REQUIREMENTS:
Transcribe the records that follow exactly. Skip the pictures.

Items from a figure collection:
---
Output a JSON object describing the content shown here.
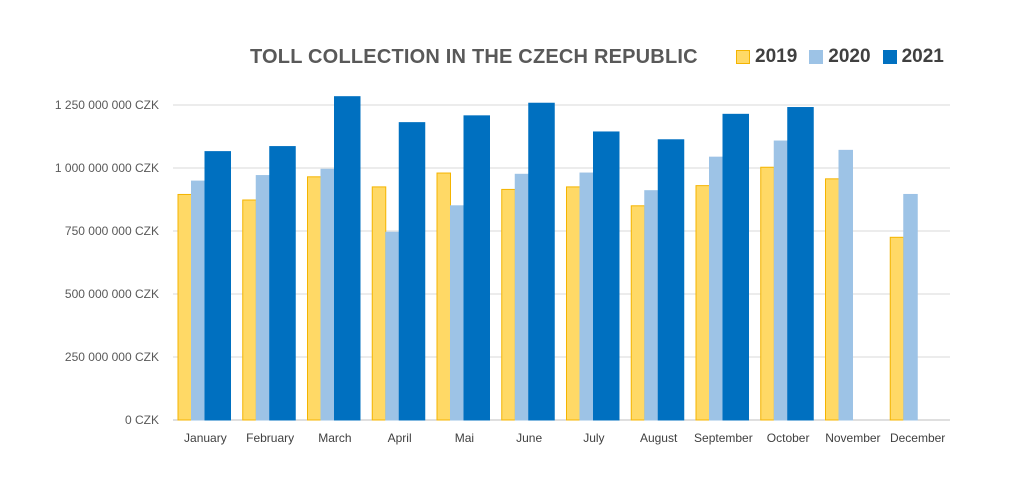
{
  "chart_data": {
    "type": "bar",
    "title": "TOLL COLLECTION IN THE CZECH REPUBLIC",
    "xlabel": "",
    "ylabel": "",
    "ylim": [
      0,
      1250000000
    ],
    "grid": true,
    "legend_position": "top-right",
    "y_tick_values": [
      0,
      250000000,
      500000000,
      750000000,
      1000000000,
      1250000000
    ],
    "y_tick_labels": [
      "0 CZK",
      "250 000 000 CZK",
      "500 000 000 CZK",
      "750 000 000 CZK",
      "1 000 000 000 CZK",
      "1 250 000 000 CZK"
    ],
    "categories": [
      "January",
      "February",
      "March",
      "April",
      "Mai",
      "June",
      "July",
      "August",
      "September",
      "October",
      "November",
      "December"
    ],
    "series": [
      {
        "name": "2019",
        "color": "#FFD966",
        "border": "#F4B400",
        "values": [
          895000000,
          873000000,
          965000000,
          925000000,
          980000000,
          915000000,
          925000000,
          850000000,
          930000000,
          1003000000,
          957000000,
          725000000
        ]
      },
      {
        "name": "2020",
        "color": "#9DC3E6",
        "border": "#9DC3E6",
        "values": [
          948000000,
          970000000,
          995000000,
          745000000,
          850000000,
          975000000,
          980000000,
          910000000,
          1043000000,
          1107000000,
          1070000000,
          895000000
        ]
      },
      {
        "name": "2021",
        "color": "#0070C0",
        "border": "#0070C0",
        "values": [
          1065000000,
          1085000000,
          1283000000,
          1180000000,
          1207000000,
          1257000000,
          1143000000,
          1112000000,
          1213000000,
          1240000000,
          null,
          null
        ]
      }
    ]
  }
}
---
SOLVED EXERCISE:
Output a JSON object describing the content shown here.
{
  "chart_data": {
    "type": "bar",
    "title": "TOLL COLLECTION IN THE CZECH REPUBLIC",
    "xlabel": "",
    "ylabel": "",
    "ylim": [
      0,
      1250000000
    ],
    "grid": true,
    "legend_position": "top-right",
    "y_tick_values": [
      0,
      250000000,
      500000000,
      750000000,
      1000000000,
      1250000000
    ],
    "y_tick_labels": [
      "0 CZK",
      "250 000 000 CZK",
      "500 000 000 CZK",
      "750 000 000 CZK",
      "1 000 000 000 CZK",
      "1 250 000 000 CZK"
    ],
    "categories": [
      "January",
      "February",
      "March",
      "April",
      "Mai",
      "June",
      "July",
      "August",
      "September",
      "October",
      "November",
      "December"
    ],
    "series": [
      {
        "name": "2019",
        "color": "#FFD966",
        "border": "#F4B400",
        "values": [
          895000000,
          873000000,
          965000000,
          925000000,
          980000000,
          915000000,
          925000000,
          850000000,
          930000000,
          1003000000,
          957000000,
          725000000
        ]
      },
      {
        "name": "2020",
        "color": "#9DC3E6",
        "border": "#9DC3E6",
        "values": [
          948000000,
          970000000,
          995000000,
          745000000,
          850000000,
          975000000,
          980000000,
          910000000,
          1043000000,
          1107000000,
          1070000000,
          895000000
        ]
      },
      {
        "name": "2021",
        "color": "#0070C0",
        "border": "#0070C0",
        "values": [
          1065000000,
          1085000000,
          1283000000,
          1180000000,
          1207000000,
          1257000000,
          1143000000,
          1112000000,
          1213000000,
          1240000000,
          null,
          null
        ]
      }
    ]
  }
}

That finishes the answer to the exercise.